◆ Exercise prompt
Go through the listing and set it down exactly, leaving out its pictures.

══ Listing ══

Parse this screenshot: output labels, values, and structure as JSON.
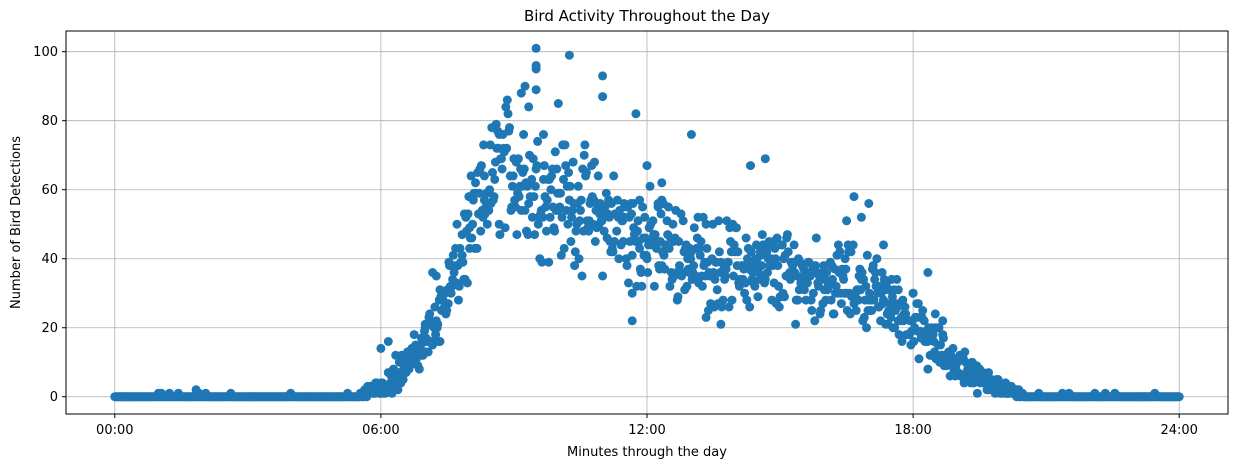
{
  "chart_data": {
    "type": "scatter",
    "title": "Bird Activity Throughout the Day",
    "xlabel": "Minutes through the day",
    "ylabel": "Number of Bird Detections",
    "xlim": [
      -66,
      1506
    ],
    "ylim": [
      -5,
      106
    ],
    "grid": true,
    "legend": "none",
    "marker_color": "#1f77b4",
    "x_unit": "minutes since 00:00",
    "x_ticks": [
      {
        "value": 0,
        "label": "00:00"
      },
      {
        "value": 360,
        "label": "06:00"
      },
      {
        "value": 720,
        "label": "12:00"
      },
      {
        "value": 1080,
        "label": "18:00"
      },
      {
        "value": 1440,
        "label": "24:00"
      }
    ],
    "y_ticks": [
      {
        "value": 0,
        "label": "0"
      },
      {
        "value": 20,
        "label": "20"
      },
      {
        "value": 40,
        "label": "40"
      },
      {
        "value": 60,
        "label": "60"
      },
      {
        "value": 80,
        "label": "80"
      },
      {
        "value": 100,
        "label": "100"
      }
    ],
    "profile": [
      [
        0,
        0
      ],
      [
        300,
        0
      ],
      [
        330,
        0.5
      ],
      [
        360,
        3
      ],
      [
        390,
        8
      ],
      [
        420,
        16
      ],
      [
        450,
        30
      ],
      [
        480,
        46
      ],
      [
        510,
        62
      ],
      [
        525,
        68
      ],
      [
        540,
        66
      ],
      [
        570,
        60
      ],
      [
        600,
        58
      ],
      [
        630,
        55
      ],
      [
        660,
        52
      ],
      [
        690,
        48
      ],
      [
        720,
        45
      ],
      [
        750,
        43
      ],
      [
        780,
        40
      ],
      [
        810,
        39
      ],
      [
        840,
        38
      ],
      [
        870,
        37
      ],
      [
        900,
        36
      ],
      [
        930,
        35
      ],
      [
        960,
        34
      ],
      [
        990,
        33
      ],
      [
        1020,
        31
      ],
      [
        1050,
        27
      ],
      [
        1080,
        21
      ],
      [
        1110,
        15
      ],
      [
        1140,
        9
      ],
      [
        1170,
        5
      ],
      [
        1200,
        3
      ],
      [
        1230,
        0.5
      ],
      [
        1260,
        0
      ],
      [
        1440,
        0
      ]
    ],
    "points": [
      [
        570,
        101
      ],
      [
        570,
        96
      ],
      [
        570,
        95
      ],
      [
        570,
        89
      ],
      [
        615,
        99
      ],
      [
        660,
        93
      ],
      [
        660,
        87
      ],
      [
        555,
        90
      ],
      [
        550,
        88
      ],
      [
        560,
        84
      ],
      [
        600,
        85
      ],
      [
        705,
        82
      ],
      [
        580,
        76
      ],
      [
        520,
        76
      ],
      [
        780,
        76
      ],
      [
        880,
        69
      ],
      [
        860,
        67
      ],
      [
        720,
        67
      ],
      [
        1000,
        58
      ],
      [
        1020,
        56
      ],
      [
        1010,
        52
      ],
      [
        1040,
        44
      ],
      [
        740,
        57
      ],
      [
        740,
        62
      ],
      [
        735,
        55
      ],
      [
        500,
        64
      ],
      [
        700,
        22
      ],
      [
        700,
        30
      ],
      [
        800,
        23
      ],
      [
        820,
        21
      ],
      [
        710,
        57
      ],
      [
        990,
        51
      ],
      [
        1060,
        31
      ],
      [
        1080,
        30
      ],
      [
        1100,
        36
      ],
      [
        1110,
        24
      ],
      [
        1120,
        22
      ],
      [
        1100,
        8
      ],
      [
        1150,
        13
      ],
      [
        1160,
        10
      ],
      [
        470,
        47
      ],
      [
        480,
        49
      ],
      [
        420,
        20
      ],
      [
        440,
        16
      ],
      [
        420,
        13
      ],
      [
        400,
        10
      ],
      [
        370,
        16
      ],
      [
        380,
        12
      ],
      [
        430,
        36
      ],
      [
        435,
        35
      ],
      [
        110,
        2
      ],
      [
        360,
        14
      ]
    ]
  }
}
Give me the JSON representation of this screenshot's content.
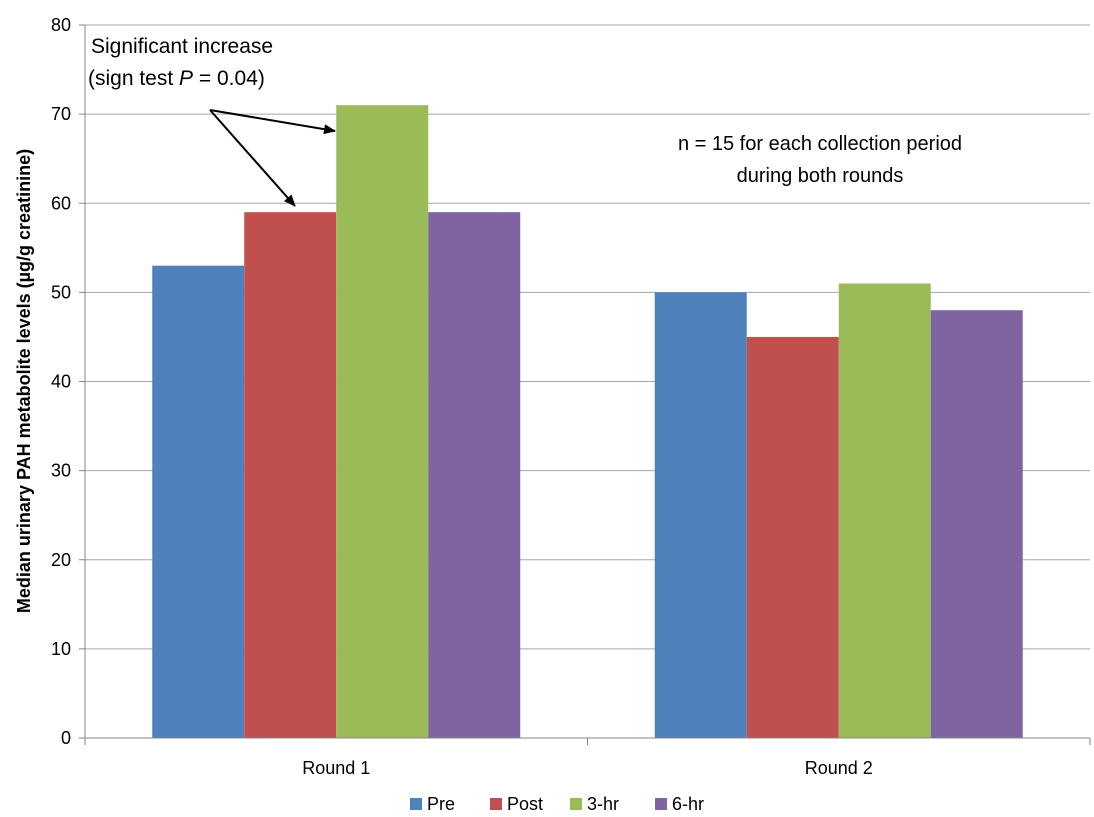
{
  "chart_data": {
    "type": "bar",
    "title": "",
    "xlabel": "",
    "ylabel": "Median urinary PAH metabolite levels (µg/g creatinine)",
    "ylim": [
      0,
      80
    ],
    "yticks": [
      0,
      10,
      20,
      30,
      40,
      50,
      60,
      70,
      80
    ],
    "categories": [
      "Round 1",
      "Round 2"
    ],
    "series": [
      {
        "name": "Pre",
        "color": "#4F81BD",
        "values": [
          53,
          50
        ]
      },
      {
        "name": "Post",
        "color": "#C0504D",
        "values": [
          59,
          45
        ]
      },
      {
        "name": "3-hr",
        "color": "#9BBB59",
        "values": [
          71,
          51
        ]
      },
      {
        "name": "6-hr",
        "color": "#8064A2",
        "values": [
          59,
          48
        ]
      }
    ],
    "grid": true,
    "legend_position": "bottom",
    "annotations": {
      "significance_line1": "Significant increase",
      "significance_line2_prefix": "(sign test ",
      "significance_line2_italic": "P",
      "significance_line2_suffix": " = 0.04)",
      "note_line1": "n = 15 for each collection period",
      "note_line2": "during both rounds"
    }
  }
}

═══

◆ Final answer
Parse this screenshot: output labels, values, and structure as JSON.
{
  "chart_data": {
    "type": "scatter",
    "title": "Bird Activity Throughout the Day",
    "xlabel": "Minutes through the day",
    "ylabel": "Number of Bird Detections",
    "xlim": [
      -66,
      1506
    ],
    "ylim": [
      -5,
      106
    ],
    "grid": true,
    "legend": "none",
    "marker_color": "#1f77b4",
    "x_unit": "minutes since 00:00",
    "x_ticks": [
      {
        "value": 0,
        "label": "00:00"
      },
      {
        "value": 360,
        "label": "06:00"
      },
      {
        "value": 720,
        "label": "12:00"
      },
      {
        "value": 1080,
        "label": "18:00"
      },
      {
        "value": 1440,
        "label": "24:00"
      }
    ],
    "y_ticks": [
      {
        "value": 0,
        "label": "0"
      },
      {
        "value": 20,
        "label": "20"
      },
      {
        "value": 40,
        "label": "40"
      },
      {
        "value": 60,
        "label": "60"
      },
      {
        "value": 80,
        "label": "80"
      },
      {
        "value": 100,
        "label": "100"
      }
    ],
    "profile": [
      [
        0,
        0
      ],
      [
        300,
        0
      ],
      [
        330,
        0.5
      ],
      [
        360,
        3
      ],
      [
        390,
        8
      ],
      [
        420,
        16
      ],
      [
        450,
        30
      ],
      [
        480,
        46
      ],
      [
        510,
        62
      ],
      [
        525,
        68
      ],
      [
        540,
        66
      ],
      [
        570,
        60
      ],
      [
        600,
        58
      ],
      [
        630,
        55
      ],
      [
        660,
        52
      ],
      [
        690,
        48
      ],
      [
        720,
        45
      ],
      [
        750,
        43
      ],
      [
        780,
        40
      ],
      [
        810,
        39
      ],
      [
        840,
        38
      ],
      [
        870,
        37
      ],
      [
        900,
        36
      ],
      [
        930,
        35
      ],
      [
        960,
        34
      ],
      [
        990,
        33
      ],
      [
        1020,
        31
      ],
      [
        1050,
        27
      ],
      [
        1080,
        21
      ],
      [
        1110,
        15
      ],
      [
        1140,
        9
      ],
      [
        1170,
        5
      ],
      [
        1200,
        3
      ],
      [
        1230,
        0.5
      ],
      [
        1260,
        0
      ],
      [
        1440,
        0
      ]
    ],
    "points": [
      [
        570,
        101
      ],
      [
        570,
        96
      ],
      [
        570,
        95
      ],
      [
        570,
        89
      ],
      [
        615,
        99
      ],
      [
        660,
        93
      ],
      [
        660,
        87
      ],
      [
        555,
        90
      ],
      [
        550,
        88
      ],
      [
        560,
        84
      ],
      [
        600,
        85
      ],
      [
        705,
        82
      ],
      [
        580,
        76
      ],
      [
        520,
        76
      ],
      [
        780,
        76
      ],
      [
        880,
        69
      ],
      [
        860,
        67
      ],
      [
        720,
        67
      ],
      [
        1000,
        58
      ],
      [
        1020,
        56
      ],
      [
        1010,
        52
      ],
      [
        1040,
        44
      ],
      [
        740,
        57
      ],
      [
        740,
        62
      ],
      [
        735,
        55
      ],
      [
        500,
        64
      ],
      [
        700,
        22
      ],
      [
        700,
        30
      ],
      [
        800,
        23
      ],
      [
        820,
        21
      ],
      [
        710,
        57
      ],
      [
        990,
        51
      ],
      [
        1060,
        31
      ],
      [
        1080,
        30
      ],
      [
        1100,
        36
      ],
      [
        1110,
        24
      ],
      [
        1120,
        22
      ],
      [
        1100,
        8
      ],
      [
        1150,
        13
      ],
      [
        1160,
        10
      ],
      [
        470,
        47
      ],
      [
        480,
        49
      ],
      [
        420,
        20
      ],
      [
        440,
        16
      ],
      [
        420,
        13
      ],
      [
        400,
        10
      ],
      [
        370,
        16
      ],
      [
        380,
        12
      ],
      [
        430,
        36
      ],
      [
        435,
        35
      ],
      [
        110,
        2
      ],
      [
        360,
        14
      ]
    ]
  }
}
Give me the JSON representation of this screenshot's content.
{
  "chart_data": {
    "type": "bar",
    "title": "",
    "xlabel": "",
    "ylabel": "Median urinary PAH metabolite levels (µg/g creatinine)",
    "ylim": [
      0,
      80
    ],
    "yticks": [
      0,
      10,
      20,
      30,
      40,
      50,
      60,
      70,
      80
    ],
    "categories": [
      "Round 1",
      "Round 2"
    ],
    "series": [
      {
        "name": "Pre",
        "color": "#4F81BD",
        "values": [
          53,
          50
        ]
      },
      {
        "name": "Post",
        "color": "#C0504D",
        "values": [
          59,
          45
        ]
      },
      {
        "name": "3-hr",
        "color": "#9BBB59",
        "values": [
          71,
          51
        ]
      },
      {
        "name": "6-hr",
        "color": "#8064A2",
        "values": [
          59,
          48
        ]
      }
    ],
    "grid": true,
    "legend_position": "bottom",
    "annotations": {
      "significance_line1": "Significant increase",
      "significance_line2_prefix": "(sign test ",
      "significance_line2_italic": "P",
      "significance_line2_suffix": " = 0.04)",
      "note_line1": "n = 15 for each collection period",
      "note_line2": "during both rounds"
    }
  }
}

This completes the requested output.